— start PROVIDED DATA —
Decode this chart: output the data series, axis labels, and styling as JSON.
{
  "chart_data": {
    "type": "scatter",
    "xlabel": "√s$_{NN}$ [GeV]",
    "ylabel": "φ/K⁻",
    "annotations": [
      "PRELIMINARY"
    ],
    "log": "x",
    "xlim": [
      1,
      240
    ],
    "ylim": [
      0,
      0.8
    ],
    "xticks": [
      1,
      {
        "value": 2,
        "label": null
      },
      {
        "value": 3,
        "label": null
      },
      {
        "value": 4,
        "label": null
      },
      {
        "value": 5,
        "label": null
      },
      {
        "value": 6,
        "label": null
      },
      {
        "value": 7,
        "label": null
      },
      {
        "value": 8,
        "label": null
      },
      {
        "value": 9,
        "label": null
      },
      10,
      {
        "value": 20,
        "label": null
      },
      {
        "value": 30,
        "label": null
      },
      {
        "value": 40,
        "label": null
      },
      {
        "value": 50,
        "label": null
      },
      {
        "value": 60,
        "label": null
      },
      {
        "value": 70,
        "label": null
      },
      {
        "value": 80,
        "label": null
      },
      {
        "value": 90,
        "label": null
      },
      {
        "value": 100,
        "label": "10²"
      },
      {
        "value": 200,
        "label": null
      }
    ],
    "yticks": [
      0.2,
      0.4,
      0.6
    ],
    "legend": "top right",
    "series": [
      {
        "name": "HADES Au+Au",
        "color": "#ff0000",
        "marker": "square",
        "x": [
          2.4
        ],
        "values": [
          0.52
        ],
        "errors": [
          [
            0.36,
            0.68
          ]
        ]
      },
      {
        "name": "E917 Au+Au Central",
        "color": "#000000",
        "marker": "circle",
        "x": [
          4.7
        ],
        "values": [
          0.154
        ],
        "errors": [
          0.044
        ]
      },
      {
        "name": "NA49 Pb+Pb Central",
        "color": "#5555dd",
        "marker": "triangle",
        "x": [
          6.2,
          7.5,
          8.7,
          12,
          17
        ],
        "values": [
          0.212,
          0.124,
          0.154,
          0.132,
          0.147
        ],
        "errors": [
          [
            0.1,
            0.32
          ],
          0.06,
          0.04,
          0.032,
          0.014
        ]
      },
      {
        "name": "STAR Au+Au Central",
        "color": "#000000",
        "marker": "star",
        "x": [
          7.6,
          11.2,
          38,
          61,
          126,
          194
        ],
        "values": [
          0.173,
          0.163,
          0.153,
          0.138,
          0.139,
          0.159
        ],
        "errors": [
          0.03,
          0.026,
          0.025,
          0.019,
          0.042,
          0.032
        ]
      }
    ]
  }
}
— end PROVIDED DATA —
EXERCISE AIM >>
State the number of lines in the records that include "marker", and write nothing else.

REPLY >>
4